[START OF Extracted material]

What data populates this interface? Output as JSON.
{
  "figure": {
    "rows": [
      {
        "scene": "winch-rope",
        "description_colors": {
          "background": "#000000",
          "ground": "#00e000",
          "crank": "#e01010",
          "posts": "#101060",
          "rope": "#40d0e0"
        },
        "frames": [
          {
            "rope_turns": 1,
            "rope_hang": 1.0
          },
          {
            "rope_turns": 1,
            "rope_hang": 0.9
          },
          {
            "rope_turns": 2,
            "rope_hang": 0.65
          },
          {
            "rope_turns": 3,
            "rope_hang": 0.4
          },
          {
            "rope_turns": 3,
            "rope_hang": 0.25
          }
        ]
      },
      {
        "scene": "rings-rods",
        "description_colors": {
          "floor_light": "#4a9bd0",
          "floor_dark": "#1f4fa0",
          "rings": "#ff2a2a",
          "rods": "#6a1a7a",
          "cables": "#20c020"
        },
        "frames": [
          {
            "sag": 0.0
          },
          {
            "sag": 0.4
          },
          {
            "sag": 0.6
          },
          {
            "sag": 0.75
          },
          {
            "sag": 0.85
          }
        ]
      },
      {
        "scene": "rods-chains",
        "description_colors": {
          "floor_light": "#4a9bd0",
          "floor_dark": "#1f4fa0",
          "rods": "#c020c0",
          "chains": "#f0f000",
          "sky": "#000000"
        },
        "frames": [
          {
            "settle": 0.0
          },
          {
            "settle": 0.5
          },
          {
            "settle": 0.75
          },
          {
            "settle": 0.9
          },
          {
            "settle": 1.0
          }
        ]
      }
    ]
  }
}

[END OF Extracted material]

Exactly as shown above, return every record.

What data populates this interface? Output as JSON.
{
  "figure": {
    "rows": [
      {
        "scene": "winch-rope",
        "description_colors": {
          "background": "#000000",
          "ground": "#00e000",
          "crank": "#e01010",
          "posts": "#101060",
          "rope": "#40d0e0"
        },
        "frames": [
          {
            "rope_turns": 1,
            "rope_hang": 1.0
          },
          {
            "rope_turns": 1,
            "rope_hang": 0.9
          },
          {
            "rope_turns": 2,
            "rope_hang": 0.65
          },
          {
            "rope_turns": 3,
            "rope_hang": 0.4
          },
          {
            "rope_turns": 3,
            "rope_hang": 0.25
          }
        ]
      },
      {
        "scene": "rings-rods",
        "description_colors": {
          "floor_light": "#4a9bd0",
          "floor_dark": "#1f4fa0",
          "rings": "#ff2a2a",
          "rods": "#6a1a7a",
          "cables": "#20c020"
        },
        "frames": [
          {
            "sag": 0.0
          },
          {
            "sag": 0.4
          },
          {
            "sag": 0.6
          },
          {
            "sag": 0.75
          },
          {
            "sag": 0.85
          }
        ]
      },
      {
        "scene": "rods-chains",
        "description_colors": {
          "floor_light": "#4a9bd0",
          "floor_dark": "#1f4fa0",
          "rods": "#c020c0",
          "chains": "#f0f000",
          "sky": "#000000"
        },
        "frames": [
          {
            "settle": 0.0
          },
          {
            "settle": 0.5
          },
          {
            "settle": 0.75
          },
          {
            "settle": 0.9
          },
          {
            "settle": 1.0
          }
        ]
      }
    ]
  }
}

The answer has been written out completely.